From the entries below, copy out every line with "values" in it.

THE RECORDS
^^^^

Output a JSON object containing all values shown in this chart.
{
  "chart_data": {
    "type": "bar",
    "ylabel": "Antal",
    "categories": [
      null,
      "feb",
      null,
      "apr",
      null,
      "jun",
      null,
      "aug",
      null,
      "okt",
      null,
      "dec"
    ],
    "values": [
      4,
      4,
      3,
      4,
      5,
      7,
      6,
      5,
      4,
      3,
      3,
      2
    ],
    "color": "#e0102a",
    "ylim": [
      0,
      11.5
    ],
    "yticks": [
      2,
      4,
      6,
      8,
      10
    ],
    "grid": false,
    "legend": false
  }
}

^^^^

THE COMPLETED TASK
Output a JSON object containing all values shown in this chart.
    "values": [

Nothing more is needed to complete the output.